(Data entries for graphics)
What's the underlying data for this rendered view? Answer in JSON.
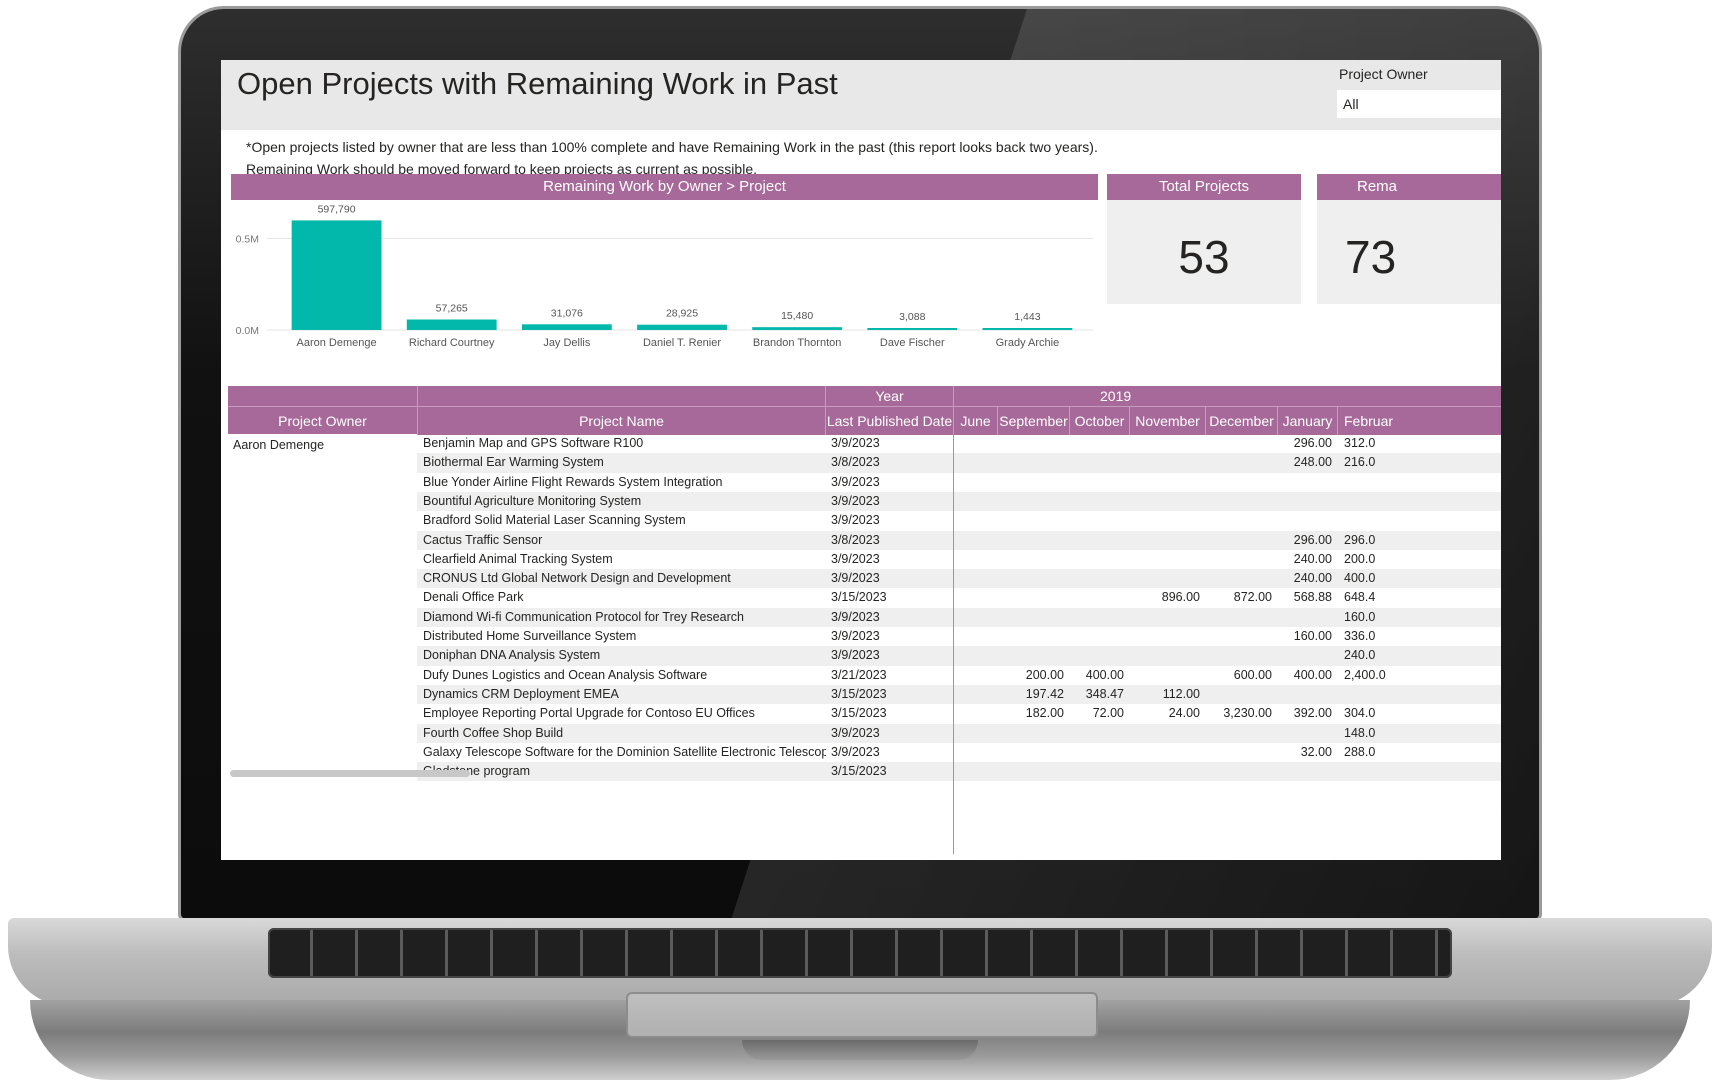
{
  "report": {
    "title": "Open Projects with Remaining Work in Past",
    "description": "*Open projects listed by owner that are less than 100% complete and have Remaining Work in the past (this report looks back two years). Remaining Work should be moved forward to keep projects as current as possible."
  },
  "slicer": {
    "label": "Project Owner",
    "value": "All"
  },
  "chart_panel": {
    "header": "Remaining Work by Owner > Project"
  },
  "chart_data": {
    "type": "bar",
    "title": "Remaining Work by Owner > Project",
    "categories": [
      "Aaron Demenge",
      "Richard Courtney",
      "Jay Dellis",
      "Daniel T. Renier",
      "Brandon Thornton",
      "Dave Fischer",
      "Grady Archie"
    ],
    "values": [
      597790,
      57265,
      31076,
      28925,
      15480,
      3088,
      1443
    ],
    "data_labels": [
      "597,790",
      "57,265",
      "31,076",
      "28,925",
      "15,480",
      "3,088",
      "1,443"
    ],
    "yticks": [
      "0.0M",
      "0.5M"
    ],
    "ytick_values": [
      0,
      500000
    ],
    "ylim": [
      0,
      600000
    ],
    "grid": true,
    "bar_color": "#01b8aa"
  },
  "kpis": [
    {
      "label": "Total Projects",
      "value": "53"
    },
    {
      "label": "Rema",
      "value": "73"
    }
  ],
  "table": {
    "group_headers": {
      "year": "Year",
      "year_value": "2019"
    },
    "columns": [
      "Project Owner",
      "Project Name",
      "Last Published Date",
      "June",
      "September",
      "October",
      "November",
      "December",
      "January",
      "Februar"
    ],
    "owner": "Aaron Demenge",
    "rows": [
      [
        "Benjamin Map and GPS Software R100",
        "3/9/2023",
        "",
        "",
        "",
        "",
        "",
        "296.00",
        "312.0"
      ],
      [
        "Biothermal Ear Warming System",
        "3/8/2023",
        "",
        "",
        "",
        "",
        "",
        "248.00",
        "216.0"
      ],
      [
        "Blue Yonder Airline Flight Rewards System Integration",
        "3/9/2023",
        "",
        "",
        "",
        "",
        "",
        "",
        ""
      ],
      [
        "Bountiful Agriculture Monitoring System",
        "3/9/2023",
        "",
        "",
        "",
        "",
        "",
        "",
        ""
      ],
      [
        "Bradford Solid Material Laser Scanning System",
        "3/9/2023",
        "",
        "",
        "",
        "",
        "",
        "",
        ""
      ],
      [
        "Cactus Traffic Sensor",
        "3/8/2023",
        "",
        "",
        "",
        "",
        "",
        "296.00",
        "296.0"
      ],
      [
        "Clearfield Animal Tracking System",
        "3/9/2023",
        "",
        "",
        "",
        "",
        "",
        "240.00",
        "200.0"
      ],
      [
        "CRONUS Ltd Global Network Design and Development",
        "3/9/2023",
        "",
        "",
        "",
        "",
        "",
        "240.00",
        "400.0"
      ],
      [
        "Denali Office Park",
        "3/15/2023",
        "",
        "",
        "",
        "896.00",
        "872.00",
        "568.88",
        "648.4"
      ],
      [
        "Diamond Wi-fi Communication Protocol for Trey Research",
        "3/9/2023",
        "",
        "",
        "",
        "",
        "",
        "",
        "160.0"
      ],
      [
        "Distributed Home Surveillance System",
        "3/9/2023",
        "",
        "",
        "",
        "",
        "",
        "160.00",
        "336.0"
      ],
      [
        "Doniphan DNA Analysis System",
        "3/9/2023",
        "",
        "",
        "",
        "",
        "",
        "",
        "240.0"
      ],
      [
        "Dufy Dunes Logistics and Ocean Analysis Software",
        "3/21/2023",
        "",
        "200.00",
        "400.00",
        "",
        "600.00",
        "400.00",
        "2,400.0"
      ],
      [
        "Dynamics CRM Deployment EMEA",
        "3/15/2023",
        "",
        "197.42",
        "348.47",
        "112.00",
        "",
        "",
        ""
      ],
      [
        "Employee Reporting Portal Upgrade for Contoso EU Offices",
        "3/15/2023",
        "",
        "182.00",
        "72.00",
        "24.00",
        "3,230.00",
        "392.00",
        "304.0"
      ],
      [
        "Fourth Coffee Shop Build",
        "3/9/2023",
        "",
        "",
        "",
        "",
        "",
        "",
        "148.0"
      ],
      [
        "Galaxy Telescope Software for the Dominion Satellite Electronic Telescope",
        "3/9/2023",
        "",
        "",
        "",
        "",
        "",
        "32.00",
        "288.0"
      ],
      [
        "Gladstone program",
        "3/15/2023",
        "",
        "",
        "",
        "",
        "",
        "",
        ""
      ]
    ]
  }
}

→ STATED GOAL: Copy the whole listing above word for word but do not carry over the pictures.

→ THE REPLY:
What's the underlying data for this rendered view? Answer in JSON.
{
  "report": {
    "title": "Open Projects with Remaining Work in Past",
    "description": "*Open projects listed by owner that are less than 100% complete and have Remaining Work in the past (this report looks back two years). Remaining Work should be moved forward to keep projects as current as possible."
  },
  "slicer": {
    "label": "Project Owner",
    "value": "All"
  },
  "chart_panel": {
    "header": "Remaining Work by Owner > Project"
  },
  "chart_data": {
    "type": "bar",
    "title": "Remaining Work by Owner > Project",
    "categories": [
      "Aaron Demenge",
      "Richard Courtney",
      "Jay Dellis",
      "Daniel T. Renier",
      "Brandon Thornton",
      "Dave Fischer",
      "Grady Archie"
    ],
    "values": [
      597790,
      57265,
      31076,
      28925,
      15480,
      3088,
      1443
    ],
    "data_labels": [
      "597,790",
      "57,265",
      "31,076",
      "28,925",
      "15,480",
      "3,088",
      "1,443"
    ],
    "yticks": [
      "0.0M",
      "0.5M"
    ],
    "ytick_values": [
      0,
      500000
    ],
    "ylim": [
      0,
      600000
    ],
    "grid": true,
    "bar_color": "#01b8aa"
  },
  "kpis": [
    {
      "label": "Total Projects",
      "value": "53"
    },
    {
      "label": "Rema",
      "value": "73"
    }
  ],
  "table": {
    "group_headers": {
      "year": "Year",
      "year_value": "2019"
    },
    "columns": [
      "Project Owner",
      "Project Name",
      "Last Published Date",
      "June",
      "September",
      "October",
      "November",
      "December",
      "January",
      "Februar"
    ],
    "owner": "Aaron Demenge",
    "rows": [
      [
        "Benjamin Map and GPS Software R100",
        "3/9/2023",
        "",
        "",
        "",
        "",
        "",
        "296.00",
        "312.0"
      ],
      [
        "Biothermal Ear Warming System",
        "3/8/2023",
        "",
        "",
        "",
        "",
        "",
        "248.00",
        "216.0"
      ],
      [
        "Blue Yonder Airline Flight Rewards System Integration",
        "3/9/2023",
        "",
        "",
        "",
        "",
        "",
        "",
        ""
      ],
      [
        "Bountiful Agriculture Monitoring System",
        "3/9/2023",
        "",
        "",
        "",
        "",
        "",
        "",
        ""
      ],
      [
        "Bradford Solid Material Laser Scanning System",
        "3/9/2023",
        "",
        "",
        "",
        "",
        "",
        "",
        ""
      ],
      [
        "Cactus Traffic Sensor",
        "3/8/2023",
        "",
        "",
        "",
        "",
        "",
        "296.00",
        "296.0"
      ],
      [
        "Clearfield Animal Tracking System",
        "3/9/2023",
        "",
        "",
        "",
        "",
        "",
        "240.00",
        "200.0"
      ],
      [
        "CRONUS Ltd Global Network Design and Development",
        "3/9/2023",
        "",
        "",
        "",
        "",
        "",
        "240.00",
        "400.0"
      ],
      [
        "Denali Office Park",
        "3/15/2023",
        "",
        "",
        "",
        "896.00",
        "872.00",
        "568.88",
        "648.4"
      ],
      [
        "Diamond Wi-fi Communication Protocol for Trey Research",
        "3/9/2023",
        "",
        "",
        "",
        "",
        "",
        "",
        "160.0"
      ],
      [
        "Distributed Home Surveillance System",
        "3/9/2023",
        "",
        "",
        "",
        "",
        "",
        "160.00",
        "336.0"
      ],
      [
        "Doniphan DNA Analysis System",
        "3/9/2023",
        "",
        "",
        "",
        "",
        "",
        "",
        "240.0"
      ],
      [
        "Dufy Dunes Logistics and Ocean Analysis Software",
        "3/21/2023",
        "",
        "200.00",
        "400.00",
        "",
        "600.00",
        "400.00",
        "2,400.0"
      ],
      [
        "Dynamics CRM Deployment EMEA",
        "3/15/2023",
        "",
        "197.42",
        "348.47",
        "112.00",
        "",
        "",
        ""
      ],
      [
        "Employee Reporting Portal Upgrade for Contoso EU Offices",
        "3/15/2023",
        "",
        "182.00",
        "72.00",
        "24.00",
        "3,230.00",
        "392.00",
        "304.0"
      ],
      [
        "Fourth Coffee Shop Build",
        "3/9/2023",
        "",
        "",
        "",
        "",
        "",
        "",
        "148.0"
      ],
      [
        "Galaxy Telescope Software for the Dominion Satellite Electronic Telescope",
        "3/9/2023",
        "",
        "",
        "",
        "",
        "",
        "32.00",
        "288.0"
      ],
      [
        "Gladstone program",
        "3/15/2023",
        "",
        "",
        "",
        "",
        "",
        "",
        ""
      ]
    ]
  }
}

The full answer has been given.